### Records for the exercise
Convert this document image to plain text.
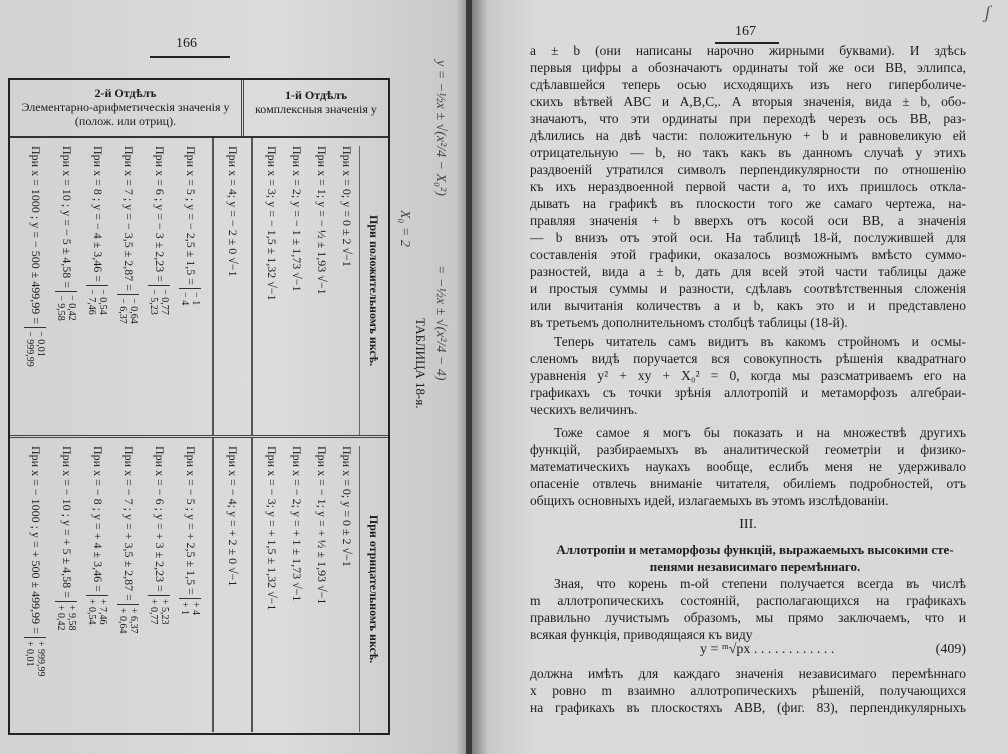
ʃ
166
167
2-й Отдѣлъ
Элементарно-арифметическія значенія y
(полож. или отриц).
1-й Отдѣлъ
комплексныя значенія y
При положительномъ иксѣ.
При x = 0; y = 0 ± 2 √−1
При x = 1; y = − ½ ± 1,93 √−1
При x = 2; y = − 1 ± 1,73 √−1
При x = 3; y = − 1,5 ± 1,32 √−1
При x = 4; y = − 2 ± 0 √−1
При x = 5 ; y = − 2,5 ± 1,5 =
− 1
− 4
При x = 6 ; y = − 3 ± 2,23 =
− 0,77
− 5,23
При x = 7 ; y = − 3,5 ± 2,87 =
− 0,64
− 6,37
При x = 8 ; y = − 4 ± 3,46 =
− 0,54
− 7,46
При x = 10 ; y = − 5 ± 4,58 =
− 0,42
− 9,58
При x = 1000 ; y = − 500 ± 499,99 =
− 0,01
− 999,99
При отрицательномъ иксѣ.
При x = 0; y = 0 ± 2 √−1
При x = − 1; y = + ½ ± 1,93 √−1
При x = − 2; y = + 1 ± 1,73 √−1
При x = − 3; y = + 1,5 ± 1,32 √−1
При x = − 4; y = + 2 ± 0 √−1
При x = − 5 ; y = + 2,5 ± 1,5 =
+ 4
+ 1
При x = − 6 ; y = + 3 ± 2,23 =
+ 5,23
+ 0,77
При x = − 7 ; y = + 3,5 ± 2,87 =
+ 6,37
+ 0,64
При x = − 8 ; y = + 4 ± 3,46 =
+ 7,46
+ 0,54
При x = − 10 ; y = + 5 ± 4,58 =
+ 9,58
+ 0,42
При x = − 1000 ; y = + 500 ± 499,99 =
+ 999,99
+ 0,01
y = −½x ± √(x²/4 − X₀²)
X₀ = 2
= −½x ± √(x²/4 − 4)
ТАБЛИЦА 18-я.
a ± b (они написаны нарочно жирными буквами). И здѣсь
первыя цифры a обозначаютъ ординаты той же оси ВВ, эллипса,
сдѣлавшейся теперь осью исходящихъ изъ него гиперболиче-
скихъ вѣтвей ABC и A,B,C,. А вторыя значенія, вида ± b, обо-
значаютъ, что эти ординаты при переходѣ черезъ ось ВВ, раз-
дѣлились на двѣ части: положительную + b и равновеликую ей
отрицательную — b, но такъ какъ въ данномъ случаѣ у этихъ
раздвоеній утратился символъ перпендикулярности по отношенію
къ ихъ нераздвоенной первой части a, то ихъ пришлось откла-
дывать на графикѣ въ плоскости того же самаго чертежа, на-
правляя значенія + b вверхъ отъ косой оси ВВ, а значенія
— b внизъ отъ этой оси. На таблицѣ 18-й, послужившей для
составленія этой графики, оказалось возможнымъ вмѣсто суммо-
разностей, вида a ± b, дать для всей этой части таблицы даже
и простыя суммы и разности, сдѣлавъ соотвѣтственныя сложенія
или вычитанія количествъ a и b, какъ это и и представлено
въ третьемъ дополнительномъ столбцѣ таблицы (18-й).
Теперь читатель самъ видитъ въ какомъ стройномъ и осмы-
сленомъ видѣ поручается вся совокупность рѣшенія квадратнаго
уравненія y² + xy + X₀² = 0, когда мы разсматриваемъ его на
графикахъ съ точки зрѣнія аллотропій и метаморфозъ алгебраи-
ческихъ величинъ.
Тоже самое я могъ бы показать и на множествѣ другихъ
функцій, разбираемыхъ въ аналитической геометріи и физико-
математическихъ наукахъ вообще, еслибъ меня не удерживало
опасеніе отвлечь вниманіе читателя, обиліемъ подробностей, отъ
общихъ основныхъ идей, излагаемыхъ въ этомъ изслѣдованіи.
III.
Аллотропіи и метаморфозы функцій, выражаемыхъ высокими сте-
пенями независимаго перемѣннаго.
Зная, что корень m-ой степени получается всегда въ числѣ
m аллотропическихъ состояній, располагающихся на графикахъ
правильно лучистымъ образомъ, мы прямо заключаемъ, что и
всякая функція, приводящаяся къ виду
y = ᵐ√px . . . . . . . . . . . .	(409)
должна имѣть для каждаго значенія независимаго перемѣннаго
x ровно m взаимно аллотропическихъ рѣшеній, получающихся
на графикахъ въ плоскостяхъ ABB, (фиг. 83), перпендикулярныхъ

### Exercise objective
Restate each of the entries above word for word and skip every image.

### Problem solution
Convert this document image to plain text.
ʃ
166
167
2-й Отдѣлъ
Элементарно-арифметическія значенія y
(полож. или отриц).
1-й Отдѣлъ
комплексныя значенія y
При положительномъ иксѣ.
При x = 0; y = 0 ± 2 √−1
При x = 1; y = − ½ ± 1,93 √−1
При x = 2; y = − 1 ± 1,73 √−1
При x = 3; y = − 1,5 ± 1,32 √−1
При x = 4; y = − 2 ± 0 √−1
При x = 5 ; y = − 2,5 ± 1,5 =
− 1
− 4
При x = 6 ; y = − 3 ± 2,23 =
− 0,77
− 5,23
При x = 7 ; y = − 3,5 ± 2,87 =
− 0,64
− 6,37
При x = 8 ; y = − 4 ± 3,46 =
− 0,54
− 7,46
При x = 10 ; y = − 5 ± 4,58 =
− 0,42
− 9,58
При x = 1000 ; y = − 500 ± 499,99 =
− 0,01
− 999,99
При отрицательномъ иксѣ.
При x = 0; y = 0 ± 2 √−1
При x = − 1; y = + ½ ± 1,93 √−1
При x = − 2; y = + 1 ± 1,73 √−1
При x = − 3; y = + 1,5 ± 1,32 √−1
При x = − 4; y = + 2 ± 0 √−1
При x = − 5 ; y = + 2,5 ± 1,5 =
+ 4
+ 1
При x = − 6 ; y = + 3 ± 2,23 =
+ 5,23
+ 0,77
При x = − 7 ; y = + 3,5 ± 2,87 =
+ 6,37
+ 0,64
При x = − 8 ; y = + 4 ± 3,46 =
+ 7,46
+ 0,54
При x = − 10 ; y = + 5 ± 4,58 =
+ 9,58
+ 0,42
При x = − 1000 ; y = + 500 ± 499,99 =
+ 999,99
+ 0,01
y = −½x ± √(x²/4 − X₀²)
X₀ = 2
= −½x ± √(x²/4 − 4)
ТАБЛИЦА 18-я.
a ± b (они написаны нарочно жирными буквами). И здѣсь
первыя цифры a обозначаютъ ординаты той же оси ВВ, эллипса,
сдѣлавшейся теперь осью исходящихъ изъ него гиперболиче-
скихъ вѣтвей ABC и A,B,C,. А вторыя значенія, вида ± b, обо-
значаютъ, что эти ординаты при переходѣ черезъ ось ВВ, раз-
дѣлились на двѣ части: положительную + b и равновеликую ей
отрицательную — b, но такъ какъ въ данномъ случаѣ у этихъ
раздвоеній утратился символъ перпендикулярности по отношенію
къ ихъ нераздвоенной первой части a, то ихъ пришлось откла-
дывать на графикѣ въ плоскости того же самаго чертежа, на-
правляя значенія + b вверхъ отъ косой оси ВВ, а значенія
— b внизъ отъ этой оси. На таблицѣ 18-й, послужившей для
составленія этой графики, оказалось возможнымъ вмѣсто суммо-
разностей, вида a ± b, дать для всей этой части таблицы даже
и простыя суммы и разности, сдѣлавъ соотвѣтственныя сложенія
или вычитанія количествъ a и b, какъ это и и представлено
въ третьемъ дополнительномъ столбцѣ таблицы (18-й).
Теперь читатель самъ видитъ въ какомъ стройномъ и осмы-
сленомъ видѣ поручается вся совокупность рѣшенія квадратнаго
уравненія y² + xy + X₀² = 0, когда мы разсматриваемъ его на
графикахъ съ точки зрѣнія аллотропій и метаморфозъ алгебраи-
ческихъ величинъ.
Тоже самое я могъ бы показать и на множествѣ другихъ
функцій, разбираемыхъ въ аналитической геометріи и физико-
математическихъ наукахъ вообще, еслибъ меня не удерживало
опасеніе отвлечь вниманіе читателя, обиліемъ подробностей, отъ
общихъ основныхъ идей, излагаемыхъ въ этомъ изслѣдованіи.
III.
Аллотропіи и метаморфозы функцій, выражаемыхъ высокими сте-
пенями независимаго перемѣннаго.
Зная, что корень m-ой степени получается всегда въ числѣ
m аллотропическихъ состояній, располагающихся на графикахъ
правильно лучистымъ образомъ, мы прямо заключаемъ, что и
всякая функція, приводящаяся къ виду
y = ᵐ√px . . . . . . . . . . . .	(409)
должна имѣть для каждаго значенія независимаго перемѣннаго
x ровно m взаимно аллотропическихъ рѣшеній, получающихся
на графикахъ въ плоскостяхъ ABB, (фиг. 83), перпендикулярныхъ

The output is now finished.